### EXERCISE INSTRUCTIONS
Quote every line of the material beneath this one.

### EXTRACTED MATERIAL
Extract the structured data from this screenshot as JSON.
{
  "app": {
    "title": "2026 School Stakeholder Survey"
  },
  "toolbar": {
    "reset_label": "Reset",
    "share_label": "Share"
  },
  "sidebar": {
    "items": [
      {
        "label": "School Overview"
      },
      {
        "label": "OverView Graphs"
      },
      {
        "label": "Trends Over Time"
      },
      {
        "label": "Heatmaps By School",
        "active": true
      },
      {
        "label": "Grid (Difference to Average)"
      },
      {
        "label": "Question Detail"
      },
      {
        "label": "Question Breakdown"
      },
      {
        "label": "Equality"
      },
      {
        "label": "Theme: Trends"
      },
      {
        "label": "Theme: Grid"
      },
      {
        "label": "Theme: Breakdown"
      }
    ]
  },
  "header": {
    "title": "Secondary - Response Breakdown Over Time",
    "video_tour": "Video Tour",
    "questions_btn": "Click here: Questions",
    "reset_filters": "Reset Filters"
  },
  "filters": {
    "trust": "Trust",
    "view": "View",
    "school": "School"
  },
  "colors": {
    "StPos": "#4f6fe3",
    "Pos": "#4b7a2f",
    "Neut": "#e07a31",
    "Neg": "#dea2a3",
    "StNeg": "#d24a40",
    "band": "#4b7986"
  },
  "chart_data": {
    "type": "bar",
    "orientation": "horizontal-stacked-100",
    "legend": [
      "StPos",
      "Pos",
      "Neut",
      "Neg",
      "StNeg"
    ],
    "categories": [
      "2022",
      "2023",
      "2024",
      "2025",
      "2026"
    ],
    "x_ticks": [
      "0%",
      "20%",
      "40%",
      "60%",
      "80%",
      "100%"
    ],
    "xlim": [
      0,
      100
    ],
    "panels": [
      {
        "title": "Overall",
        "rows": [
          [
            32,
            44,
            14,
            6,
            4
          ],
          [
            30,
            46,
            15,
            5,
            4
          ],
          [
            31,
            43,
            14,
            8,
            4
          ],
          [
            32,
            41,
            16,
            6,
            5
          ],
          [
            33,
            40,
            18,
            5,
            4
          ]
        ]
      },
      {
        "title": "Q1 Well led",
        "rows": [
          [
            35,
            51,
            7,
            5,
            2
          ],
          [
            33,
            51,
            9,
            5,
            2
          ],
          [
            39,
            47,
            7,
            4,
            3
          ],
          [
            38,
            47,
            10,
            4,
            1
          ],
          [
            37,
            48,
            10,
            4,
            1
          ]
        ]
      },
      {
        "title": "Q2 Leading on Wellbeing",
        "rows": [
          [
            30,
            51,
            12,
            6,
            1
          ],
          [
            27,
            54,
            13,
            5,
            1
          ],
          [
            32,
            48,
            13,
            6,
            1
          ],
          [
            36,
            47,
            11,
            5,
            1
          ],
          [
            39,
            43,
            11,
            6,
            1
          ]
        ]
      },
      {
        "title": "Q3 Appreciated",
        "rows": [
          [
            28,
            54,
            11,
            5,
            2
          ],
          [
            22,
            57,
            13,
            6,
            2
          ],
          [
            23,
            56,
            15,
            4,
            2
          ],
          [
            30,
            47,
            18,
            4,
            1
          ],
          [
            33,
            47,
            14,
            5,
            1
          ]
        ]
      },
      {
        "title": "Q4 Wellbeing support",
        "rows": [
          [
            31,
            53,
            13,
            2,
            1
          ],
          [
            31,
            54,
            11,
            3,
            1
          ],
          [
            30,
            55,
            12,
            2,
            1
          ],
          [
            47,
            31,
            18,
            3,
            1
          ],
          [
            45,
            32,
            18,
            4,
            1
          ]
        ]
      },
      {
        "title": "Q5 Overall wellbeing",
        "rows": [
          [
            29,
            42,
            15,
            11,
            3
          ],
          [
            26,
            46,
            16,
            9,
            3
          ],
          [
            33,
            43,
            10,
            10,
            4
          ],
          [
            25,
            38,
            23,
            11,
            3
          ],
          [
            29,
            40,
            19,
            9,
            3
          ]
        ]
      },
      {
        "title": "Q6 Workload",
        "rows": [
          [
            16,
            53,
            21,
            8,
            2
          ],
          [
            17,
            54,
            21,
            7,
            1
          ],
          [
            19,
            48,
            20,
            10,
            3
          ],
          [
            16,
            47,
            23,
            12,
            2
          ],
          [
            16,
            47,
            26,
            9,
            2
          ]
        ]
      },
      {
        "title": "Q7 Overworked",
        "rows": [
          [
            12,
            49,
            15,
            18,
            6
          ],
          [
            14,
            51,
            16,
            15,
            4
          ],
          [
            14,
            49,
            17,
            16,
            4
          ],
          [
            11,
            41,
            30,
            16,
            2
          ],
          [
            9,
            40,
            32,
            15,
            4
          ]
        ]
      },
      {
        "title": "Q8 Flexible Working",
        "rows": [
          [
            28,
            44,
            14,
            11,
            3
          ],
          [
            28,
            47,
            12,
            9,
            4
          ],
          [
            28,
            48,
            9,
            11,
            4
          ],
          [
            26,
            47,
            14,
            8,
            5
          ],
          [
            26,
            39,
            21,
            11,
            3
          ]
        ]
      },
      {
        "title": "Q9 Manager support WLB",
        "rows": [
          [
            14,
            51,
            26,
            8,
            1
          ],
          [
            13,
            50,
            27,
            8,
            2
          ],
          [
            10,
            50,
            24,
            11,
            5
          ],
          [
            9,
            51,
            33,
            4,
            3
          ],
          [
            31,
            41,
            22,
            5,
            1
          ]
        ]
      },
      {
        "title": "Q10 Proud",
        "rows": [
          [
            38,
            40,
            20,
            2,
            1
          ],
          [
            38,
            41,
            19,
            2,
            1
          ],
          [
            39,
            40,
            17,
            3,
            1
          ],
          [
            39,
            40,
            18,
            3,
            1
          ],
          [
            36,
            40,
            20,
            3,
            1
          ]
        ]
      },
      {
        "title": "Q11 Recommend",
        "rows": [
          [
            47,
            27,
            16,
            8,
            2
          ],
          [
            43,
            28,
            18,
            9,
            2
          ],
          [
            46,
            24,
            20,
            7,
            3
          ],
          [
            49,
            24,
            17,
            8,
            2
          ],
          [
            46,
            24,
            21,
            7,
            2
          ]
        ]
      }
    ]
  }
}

### SOLUTION BELOW
Extract the structured data from this screenshot as JSON.
{
  "app": {
    "title": "2026 School Stakeholder Survey"
  },
  "toolbar": {
    "reset_label": "Reset",
    "share_label": "Share"
  },
  "sidebar": {
    "items": [
      {
        "label": "School Overview"
      },
      {
        "label": "OverView Graphs"
      },
      {
        "label": "Trends Over Time"
      },
      {
        "label": "Heatmaps By School",
        "active": true
      },
      {
        "label": "Grid (Difference to Average)"
      },
      {
        "label": "Question Detail"
      },
      {
        "label": "Question Breakdown"
      },
      {
        "label": "Equality"
      },
      {
        "label": "Theme: Trends"
      },
      {
        "label": "Theme: Grid"
      },
      {
        "label": "Theme: Breakdown"
      }
    ]
  },
  "header": {
    "title": "Secondary - Response Breakdown Over Time",
    "video_tour": "Video Tour",
    "questions_btn": "Click here: Questions",
    "reset_filters": "Reset Filters"
  },
  "filters": {
    "trust": "Trust",
    "view": "View",
    "school": "School"
  },
  "colors": {
    "StPos": "#4f6fe3",
    "Pos": "#4b7a2f",
    "Neut": "#e07a31",
    "Neg": "#dea2a3",
    "StNeg": "#d24a40",
    "band": "#4b7986"
  },
  "chart_data": {
    "type": "bar",
    "orientation": "horizontal-stacked-100",
    "legend": [
      "StPos",
      "Pos",
      "Neut",
      "Neg",
      "StNeg"
    ],
    "categories": [
      "2022",
      "2023",
      "2024",
      "2025",
      "2026"
    ],
    "x_ticks": [
      "0%",
      "20%",
      "40%",
      "60%",
      "80%",
      "100%"
    ],
    "xlim": [
      0,
      100
    ],
    "panels": [
      {
        "title": "Overall",
        "rows": [
          [
            32,
            44,
            14,
            6,
            4
          ],
          [
            30,
            46,
            15,
            5,
            4
          ],
          [
            31,
            43,
            14,
            8,
            4
          ],
          [
            32,
            41,
            16,
            6,
            5
          ],
          [
            33,
            40,
            18,
            5,
            4
          ]
        ]
      },
      {
        "title": "Q1 Well led",
        "rows": [
          [
            35,
            51,
            7,
            5,
            2
          ],
          [
            33,
            51,
            9,
            5,
            2
          ],
          [
            39,
            47,
            7,
            4,
            3
          ],
          [
            38,
            47,
            10,
            4,
            1
          ],
          [
            37,
            48,
            10,
            4,
            1
          ]
        ]
      },
      {
        "title": "Q2 Leading on Wellbeing",
        "rows": [
          [
            30,
            51,
            12,
            6,
            1
          ],
          [
            27,
            54,
            13,
            5,
            1
          ],
          [
            32,
            48,
            13,
            6,
            1
          ],
          [
            36,
            47,
            11,
            5,
            1
          ],
          [
            39,
            43,
            11,
            6,
            1
          ]
        ]
      },
      {
        "title": "Q3 Appreciated",
        "rows": [
          [
            28,
            54,
            11,
            5,
            2
          ],
          [
            22,
            57,
            13,
            6,
            2
          ],
          [
            23,
            56,
            15,
            4,
            2
          ],
          [
            30,
            47,
            18,
            4,
            1
          ],
          [
            33,
            47,
            14,
            5,
            1
          ]
        ]
      },
      {
        "title": "Q4 Wellbeing support",
        "rows": [
          [
            31,
            53,
            13,
            2,
            1
          ],
          [
            31,
            54,
            11,
            3,
            1
          ],
          [
            30,
            55,
            12,
            2,
            1
          ],
          [
            47,
            31,
            18,
            3,
            1
          ],
          [
            45,
            32,
            18,
            4,
            1
          ]
        ]
      },
      {
        "title": "Q5 Overall wellbeing",
        "rows": [
          [
            29,
            42,
            15,
            11,
            3
          ],
          [
            26,
            46,
            16,
            9,
            3
          ],
          [
            33,
            43,
            10,
            10,
            4
          ],
          [
            25,
            38,
            23,
            11,
            3
          ],
          [
            29,
            40,
            19,
            9,
            3
          ]
        ]
      },
      {
        "title": "Q6 Workload",
        "rows": [
          [
            16,
            53,
            21,
            8,
            2
          ],
          [
            17,
            54,
            21,
            7,
            1
          ],
          [
            19,
            48,
            20,
            10,
            3
          ],
          [
            16,
            47,
            23,
            12,
            2
          ],
          [
            16,
            47,
            26,
            9,
            2
          ]
        ]
      },
      {
        "title": "Q7 Overworked",
        "rows": [
          [
            12,
            49,
            15,
            18,
            6
          ],
          [
            14,
            51,
            16,
            15,
            4
          ],
          [
            14,
            49,
            17,
            16,
            4
          ],
          [
            11,
            41,
            30,
            16,
            2
          ],
          [
            9,
            40,
            32,
            15,
            4
          ]
        ]
      },
      {
        "title": "Q8 Flexible Working",
        "rows": [
          [
            28,
            44,
            14,
            11,
            3
          ],
          [
            28,
            47,
            12,
            9,
            4
          ],
          [
            28,
            48,
            9,
            11,
            4
          ],
          [
            26,
            47,
            14,
            8,
            5
          ],
          [
            26,
            39,
            21,
            11,
            3
          ]
        ]
      },
      {
        "title": "Q9 Manager support WLB",
        "rows": [
          [
            14,
            51,
            26,
            8,
            1
          ],
          [
            13,
            50,
            27,
            8,
            2
          ],
          [
            10,
            50,
            24,
            11,
            5
          ],
          [
            9,
            51,
            33,
            4,
            3
          ],
          [
            31,
            41,
            22,
            5,
            1
          ]
        ]
      },
      {
        "title": "Q10 Proud",
        "rows": [
          [
            38,
            40,
            20,
            2,
            1
          ],
          [
            38,
            41,
            19,
            2,
            1
          ],
          [
            39,
            40,
            17,
            3,
            1
          ],
          [
            39,
            40,
            18,
            3,
            1
          ],
          [
            36,
            40,
            20,
            3,
            1
          ]
        ]
      },
      {
        "title": "Q11 Recommend",
        "rows": [
          [
            47,
            27,
            16,
            8,
            2
          ],
          [
            43,
            28,
            18,
            9,
            2
          ],
          [
            46,
            24,
            20,
            7,
            3
          ],
          [
            49,
            24,
            17,
            8,
            2
          ],
          [
            46,
            24,
            21,
            7,
            2
          ]
        ]
      }
    ]
  }
}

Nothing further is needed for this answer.